● **Stored data**:
========================================

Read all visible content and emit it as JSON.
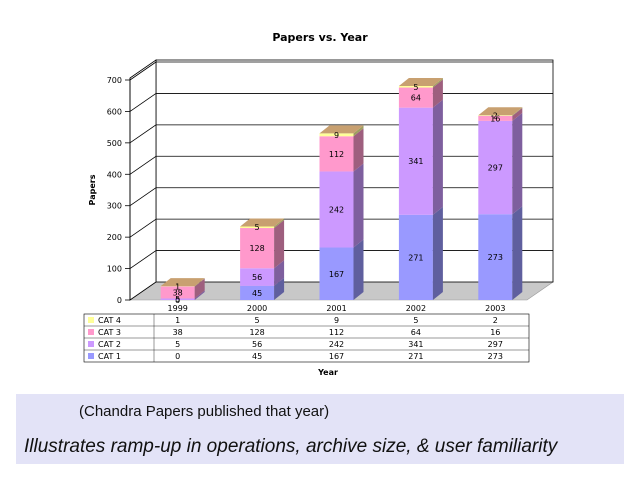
{
  "chart_data": {
    "type": "bar",
    "stacked": true,
    "title": "Papers vs. Year",
    "xlabel": "Year",
    "ylabel": "Papers",
    "categories": [
      "1999",
      "2000",
      "2001",
      "2002",
      "2003"
    ],
    "ylim": [
      0,
      700
    ],
    "yticks": [
      0,
      100,
      200,
      300,
      400,
      500,
      600,
      700
    ],
    "grid": true,
    "series": [
      {
        "name": "CAT 1",
        "values": [
          0,
          45,
          167,
          271,
          273
        ],
        "color": "#9999ff"
      },
      {
        "name": "CAT 2",
        "values": [
          5,
          56,
          242,
          341,
          297
        ],
        "color": "#cc99ff"
      },
      {
        "name": "CAT 3",
        "values": [
          38,
          128,
          112,
          64,
          16
        ],
        "color": "#ff99cc"
      },
      {
        "name": "CAT 4",
        "values": [
          1,
          5,
          9,
          5,
          2
        ],
        "color": "#ffff99"
      }
    ],
    "legend": "data-table below chart"
  },
  "captions": {
    "line1": "(Chandra Papers published that year)",
    "line2": "Illustrates ramp-up in operations, archive size, & user familiarity"
  }
}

========================================

● **The problem**: Transcribe all the data word for word; the images stay out.

● **Exercise output**:
Read all visible content and emit it as JSON.
{
  "chart_data": {
    "type": "bar",
    "stacked": true,
    "title": "Papers vs. Year",
    "xlabel": "Year",
    "ylabel": "Papers",
    "categories": [
      "1999",
      "2000",
      "2001",
      "2002",
      "2003"
    ],
    "ylim": [
      0,
      700
    ],
    "yticks": [
      0,
      100,
      200,
      300,
      400,
      500,
      600,
      700
    ],
    "grid": true,
    "series": [
      {
        "name": "CAT 1",
        "values": [
          0,
          45,
          167,
          271,
          273
        ],
        "color": "#9999ff"
      },
      {
        "name": "CAT 2",
        "values": [
          5,
          56,
          242,
          341,
          297
        ],
        "color": "#cc99ff"
      },
      {
        "name": "CAT 3",
        "values": [
          38,
          128,
          112,
          64,
          16
        ],
        "color": "#ff99cc"
      },
      {
        "name": "CAT 4",
        "values": [
          1,
          5,
          9,
          5,
          2
        ],
        "color": "#ffff99"
      }
    ],
    "legend": "data-table below chart"
  },
  "captions": {
    "line1": "(Chandra Papers published that year)",
    "line2": "Illustrates ramp-up in operations, archive size, & user familiarity"
  }
}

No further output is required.